Begin Data for processing

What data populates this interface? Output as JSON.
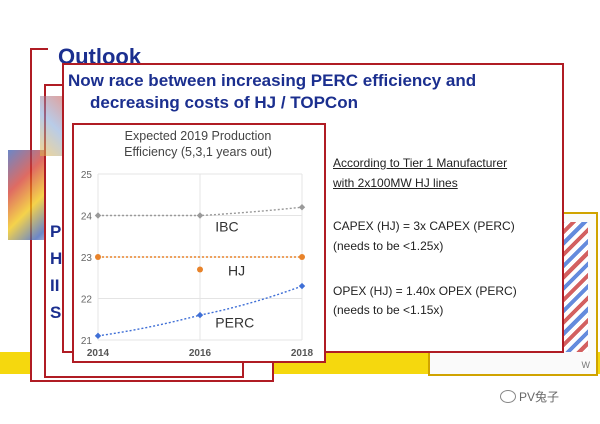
{
  "background": {
    "back_slide_title": "Outlook",
    "side_letters": [
      "P",
      "H",
      "II",
      "S"
    ],
    "right_slide_caption": "W"
  },
  "main": {
    "title_line1": "Now race between increasing PERC efficiency and",
    "title_line2": "decreasing costs of HJ / TOPCon",
    "note_line1": "According to Tier 1 Manufacturer",
    "note_line2": "with 2x100MW HJ lines",
    "capex_line1": "CAPEX (HJ) = 3x CAPEX (PERC)",
    "capex_line2": "(needs to be <1.25x)",
    "opex_line1": "OPEX (HJ) = 1.40x OPEX (PERC)",
    "opex_line2": "(needs to be <1.15x)"
  },
  "chart_data": {
    "type": "line",
    "title_line1": "Expected 2019 Production",
    "title_line2": "Efficiency (5,3,1 years out)",
    "x": [
      2014,
      2016,
      2018
    ],
    "xticks": [
      "2014",
      "2016",
      "2018"
    ],
    "yticks": [
      "21",
      "22",
      "23",
      "24",
      "25"
    ],
    "ylim": [
      21,
      25
    ],
    "xlim": [
      2014,
      2018
    ],
    "series": [
      {
        "name": "IBC",
        "color": "#9a9a9a",
        "points": [
          24.0,
          24.0,
          24.2
        ]
      },
      {
        "name": "HJ",
        "color": "#e8832a",
        "points": [
          23.0,
          22.7,
          23.0
        ]
      },
      {
        "name": "PERC",
        "color": "#3f6fd6",
        "points": [
          21.1,
          21.6,
          22.3
        ]
      }
    ],
    "grid": true
  },
  "watermark": "PV兔子"
}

End Data for processing

### Task to complete
Repeat each entry exactly. Pictures do not belong in the copy.

### Final result
What data populates this interface? Output as JSON.
{
  "background": {
    "back_slide_title": "Outlook",
    "side_letters": [
      "P",
      "H",
      "II",
      "S"
    ],
    "right_slide_caption": "W"
  },
  "main": {
    "title_line1": "Now race between increasing PERC efficiency and",
    "title_line2": "decreasing costs of HJ / TOPCon",
    "note_line1": "According to Tier 1 Manufacturer",
    "note_line2": "with 2x100MW HJ lines",
    "capex_line1": "CAPEX (HJ) = 3x CAPEX (PERC)",
    "capex_line2": "(needs to be <1.25x)",
    "opex_line1": "OPEX (HJ) = 1.40x OPEX (PERC)",
    "opex_line2": "(needs to be <1.15x)"
  },
  "chart_data": {
    "type": "line",
    "title_line1": "Expected 2019 Production",
    "title_line2": "Efficiency (5,3,1 years out)",
    "x": [
      2014,
      2016,
      2018
    ],
    "xticks": [
      "2014",
      "2016",
      "2018"
    ],
    "yticks": [
      "21",
      "22",
      "23",
      "24",
      "25"
    ],
    "ylim": [
      21,
      25
    ],
    "xlim": [
      2014,
      2018
    ],
    "series": [
      {
        "name": "IBC",
        "color": "#9a9a9a",
        "points": [
          24.0,
          24.0,
          24.2
        ]
      },
      {
        "name": "HJ",
        "color": "#e8832a",
        "points": [
          23.0,
          22.7,
          23.0
        ]
      },
      {
        "name": "PERC",
        "color": "#3f6fd6",
        "points": [
          21.1,
          21.6,
          22.3
        ]
      }
    ],
    "grid": true
  },
  "watermark": "PV兔子"
}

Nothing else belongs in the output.